▶ [WHAT IS BEING ASKED]
Give the count of lines containing the string "series", with no other output.

- - -

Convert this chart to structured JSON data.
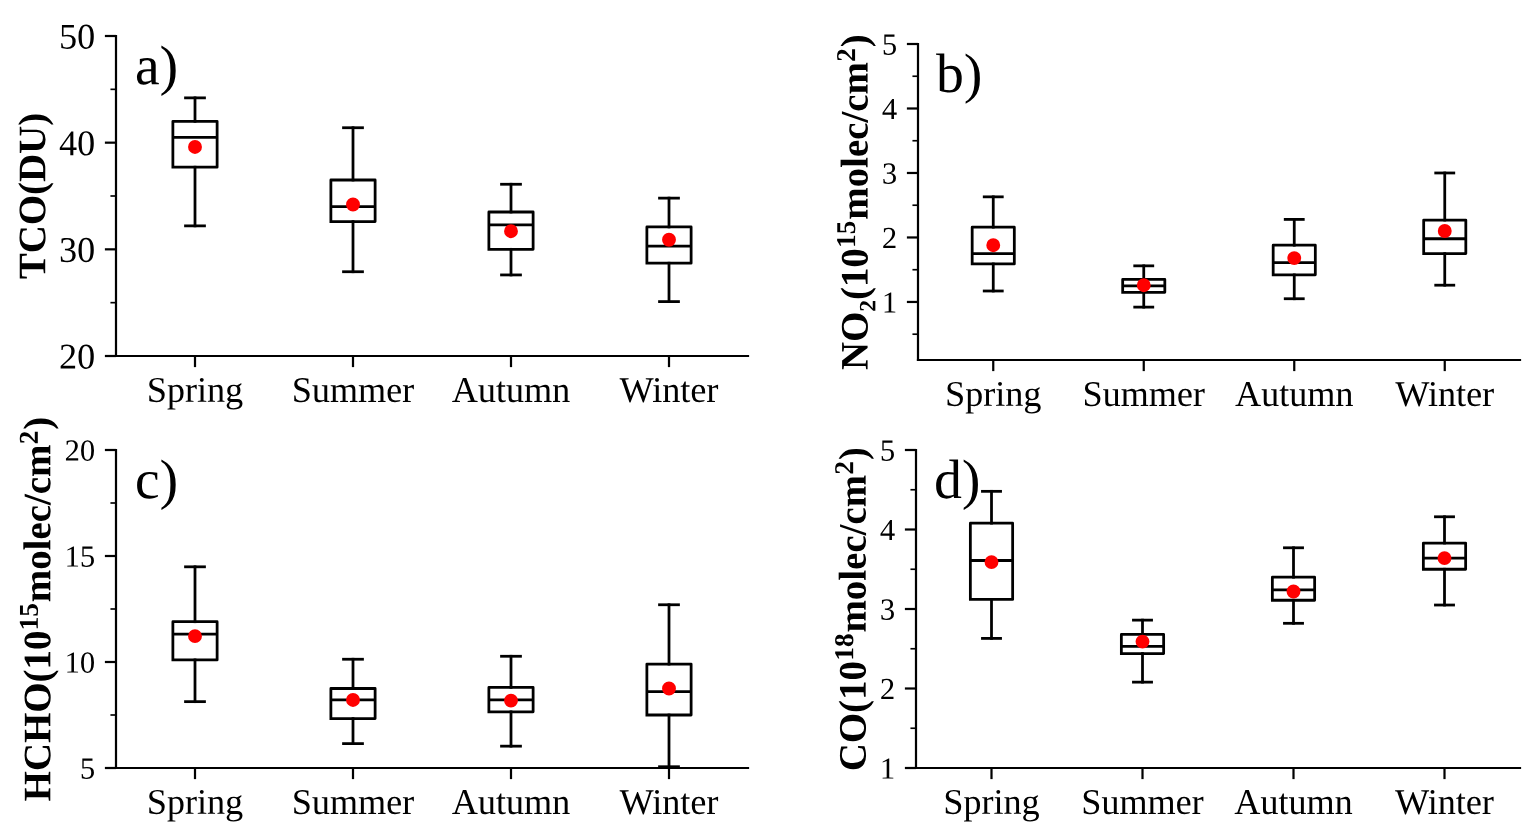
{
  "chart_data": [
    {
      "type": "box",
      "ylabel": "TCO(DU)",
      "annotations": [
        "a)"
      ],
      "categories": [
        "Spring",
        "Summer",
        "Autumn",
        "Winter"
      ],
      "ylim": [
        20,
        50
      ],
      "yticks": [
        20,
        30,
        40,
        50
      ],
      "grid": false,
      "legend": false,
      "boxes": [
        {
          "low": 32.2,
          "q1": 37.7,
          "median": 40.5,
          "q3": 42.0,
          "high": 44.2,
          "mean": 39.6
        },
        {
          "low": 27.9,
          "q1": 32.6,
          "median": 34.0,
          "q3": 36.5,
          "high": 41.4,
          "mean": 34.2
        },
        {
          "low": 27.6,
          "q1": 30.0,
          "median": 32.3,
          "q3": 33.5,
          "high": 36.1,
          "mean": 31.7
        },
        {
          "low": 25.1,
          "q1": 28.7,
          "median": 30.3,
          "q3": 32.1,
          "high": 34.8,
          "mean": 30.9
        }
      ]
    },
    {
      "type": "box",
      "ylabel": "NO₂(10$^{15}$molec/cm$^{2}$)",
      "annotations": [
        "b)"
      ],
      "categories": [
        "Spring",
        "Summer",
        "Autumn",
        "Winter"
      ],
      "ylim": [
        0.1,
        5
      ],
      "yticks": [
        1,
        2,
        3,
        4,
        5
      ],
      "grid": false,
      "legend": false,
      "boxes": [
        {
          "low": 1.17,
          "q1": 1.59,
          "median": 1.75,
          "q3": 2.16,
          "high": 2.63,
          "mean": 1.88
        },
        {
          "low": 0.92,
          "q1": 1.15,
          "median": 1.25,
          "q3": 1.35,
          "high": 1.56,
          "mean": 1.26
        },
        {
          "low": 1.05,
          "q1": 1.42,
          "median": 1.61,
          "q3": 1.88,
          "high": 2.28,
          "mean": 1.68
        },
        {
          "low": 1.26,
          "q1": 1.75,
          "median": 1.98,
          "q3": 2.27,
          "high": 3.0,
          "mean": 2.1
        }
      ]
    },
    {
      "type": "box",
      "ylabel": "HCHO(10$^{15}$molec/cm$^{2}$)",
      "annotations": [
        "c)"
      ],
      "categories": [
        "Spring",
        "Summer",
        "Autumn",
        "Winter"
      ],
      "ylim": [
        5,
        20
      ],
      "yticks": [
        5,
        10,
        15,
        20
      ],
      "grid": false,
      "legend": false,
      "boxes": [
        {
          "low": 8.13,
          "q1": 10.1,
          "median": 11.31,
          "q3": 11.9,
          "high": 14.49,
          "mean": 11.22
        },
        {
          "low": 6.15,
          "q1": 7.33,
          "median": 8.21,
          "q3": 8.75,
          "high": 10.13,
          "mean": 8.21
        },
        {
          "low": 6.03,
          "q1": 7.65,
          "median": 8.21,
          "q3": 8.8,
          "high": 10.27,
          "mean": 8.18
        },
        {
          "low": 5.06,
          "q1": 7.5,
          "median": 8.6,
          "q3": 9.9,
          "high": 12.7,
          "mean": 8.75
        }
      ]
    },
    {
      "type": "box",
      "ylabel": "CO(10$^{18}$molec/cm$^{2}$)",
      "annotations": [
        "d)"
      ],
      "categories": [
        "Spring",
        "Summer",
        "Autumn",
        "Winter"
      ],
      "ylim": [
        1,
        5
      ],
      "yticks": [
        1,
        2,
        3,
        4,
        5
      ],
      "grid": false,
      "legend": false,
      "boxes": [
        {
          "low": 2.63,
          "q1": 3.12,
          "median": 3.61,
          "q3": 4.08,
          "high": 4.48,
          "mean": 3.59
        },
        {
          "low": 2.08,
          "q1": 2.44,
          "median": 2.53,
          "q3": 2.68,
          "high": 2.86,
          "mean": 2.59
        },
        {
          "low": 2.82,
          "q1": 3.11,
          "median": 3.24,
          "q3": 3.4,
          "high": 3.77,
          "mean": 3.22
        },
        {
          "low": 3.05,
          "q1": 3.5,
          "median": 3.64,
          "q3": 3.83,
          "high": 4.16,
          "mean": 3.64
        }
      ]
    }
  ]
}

- - -

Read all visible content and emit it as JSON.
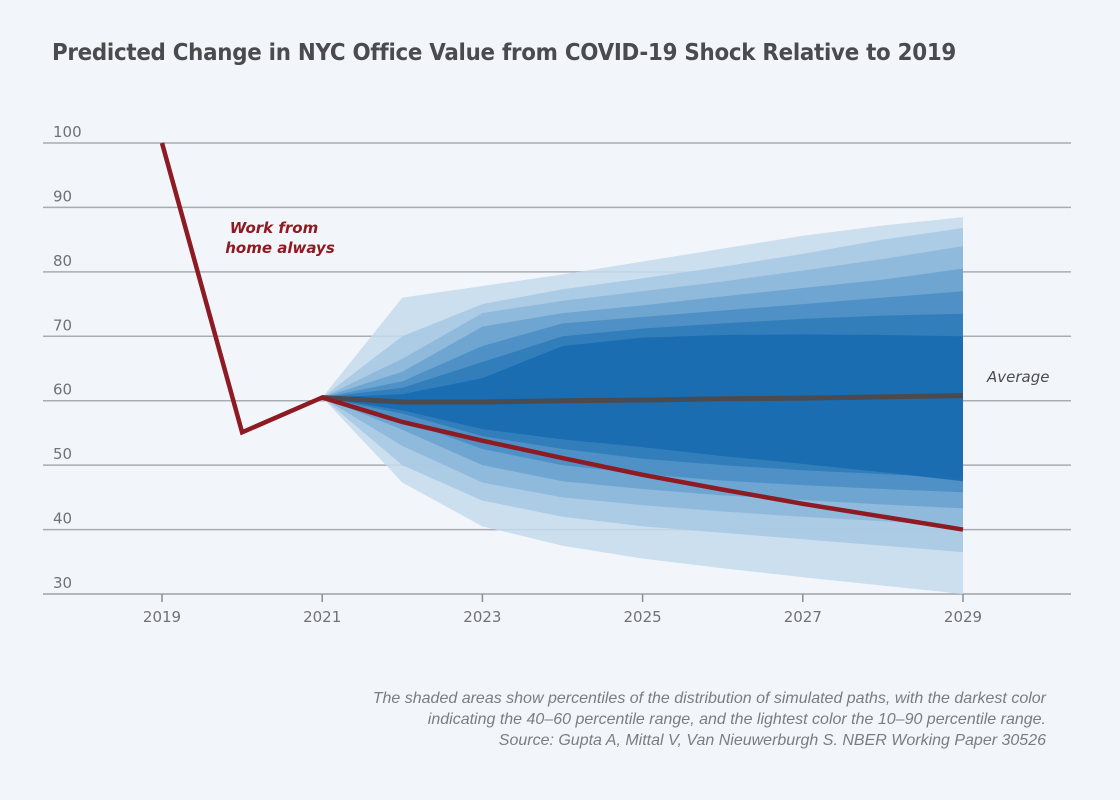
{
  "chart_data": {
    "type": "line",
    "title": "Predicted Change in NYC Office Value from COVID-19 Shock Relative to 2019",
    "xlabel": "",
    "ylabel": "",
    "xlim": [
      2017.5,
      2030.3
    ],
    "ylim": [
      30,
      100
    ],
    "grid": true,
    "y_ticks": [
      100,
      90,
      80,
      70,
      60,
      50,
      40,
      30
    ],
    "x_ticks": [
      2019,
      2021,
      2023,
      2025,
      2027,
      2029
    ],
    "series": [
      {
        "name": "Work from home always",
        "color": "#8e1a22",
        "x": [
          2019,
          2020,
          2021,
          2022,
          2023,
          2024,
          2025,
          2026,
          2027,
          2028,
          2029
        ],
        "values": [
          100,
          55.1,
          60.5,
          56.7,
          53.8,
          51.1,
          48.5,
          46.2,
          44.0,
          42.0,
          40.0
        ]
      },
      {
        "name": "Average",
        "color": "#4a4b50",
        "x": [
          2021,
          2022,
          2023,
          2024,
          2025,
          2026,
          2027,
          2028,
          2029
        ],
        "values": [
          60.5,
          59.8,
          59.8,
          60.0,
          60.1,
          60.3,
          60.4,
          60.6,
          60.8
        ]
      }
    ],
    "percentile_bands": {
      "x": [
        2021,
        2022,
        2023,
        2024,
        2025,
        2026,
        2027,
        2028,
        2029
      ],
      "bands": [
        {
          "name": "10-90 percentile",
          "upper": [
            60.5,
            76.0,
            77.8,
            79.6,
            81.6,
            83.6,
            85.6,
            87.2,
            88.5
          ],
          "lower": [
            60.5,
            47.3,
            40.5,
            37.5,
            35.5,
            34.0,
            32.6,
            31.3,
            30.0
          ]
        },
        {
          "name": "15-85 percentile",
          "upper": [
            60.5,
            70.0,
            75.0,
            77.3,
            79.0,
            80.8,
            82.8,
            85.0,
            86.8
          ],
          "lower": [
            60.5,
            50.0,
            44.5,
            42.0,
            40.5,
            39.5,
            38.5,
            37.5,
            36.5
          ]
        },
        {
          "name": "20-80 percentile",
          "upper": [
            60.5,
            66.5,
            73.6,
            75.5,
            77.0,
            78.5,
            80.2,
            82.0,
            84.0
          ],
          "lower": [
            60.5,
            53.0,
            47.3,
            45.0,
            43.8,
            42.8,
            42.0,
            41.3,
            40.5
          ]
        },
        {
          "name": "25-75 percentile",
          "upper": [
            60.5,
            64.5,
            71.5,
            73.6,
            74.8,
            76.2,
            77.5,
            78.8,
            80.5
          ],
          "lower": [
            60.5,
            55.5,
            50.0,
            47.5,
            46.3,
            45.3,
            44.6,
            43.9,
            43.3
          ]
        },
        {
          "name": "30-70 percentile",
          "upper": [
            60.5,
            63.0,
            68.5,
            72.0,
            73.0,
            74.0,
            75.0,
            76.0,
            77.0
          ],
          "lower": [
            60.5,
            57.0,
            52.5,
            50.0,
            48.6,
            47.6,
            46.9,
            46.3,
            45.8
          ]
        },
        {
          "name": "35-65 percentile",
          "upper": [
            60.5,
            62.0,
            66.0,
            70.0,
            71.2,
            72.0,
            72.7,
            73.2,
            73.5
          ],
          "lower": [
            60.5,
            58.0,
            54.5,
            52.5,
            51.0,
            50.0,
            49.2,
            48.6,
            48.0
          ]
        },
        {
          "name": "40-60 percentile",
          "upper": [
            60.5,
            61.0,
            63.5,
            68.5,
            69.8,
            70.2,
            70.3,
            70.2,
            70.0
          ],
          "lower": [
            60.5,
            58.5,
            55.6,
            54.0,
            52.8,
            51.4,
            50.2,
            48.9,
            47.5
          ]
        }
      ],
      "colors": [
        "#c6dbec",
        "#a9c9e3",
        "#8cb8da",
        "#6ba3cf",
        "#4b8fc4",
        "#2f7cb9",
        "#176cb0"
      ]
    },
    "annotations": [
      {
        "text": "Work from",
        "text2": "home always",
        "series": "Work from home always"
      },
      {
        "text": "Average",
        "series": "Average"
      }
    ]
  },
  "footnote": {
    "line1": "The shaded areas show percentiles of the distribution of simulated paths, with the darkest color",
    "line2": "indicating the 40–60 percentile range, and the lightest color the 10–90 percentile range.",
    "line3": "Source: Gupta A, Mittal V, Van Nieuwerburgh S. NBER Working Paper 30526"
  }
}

- - -

▶ [EXERCISE ANSWER]
3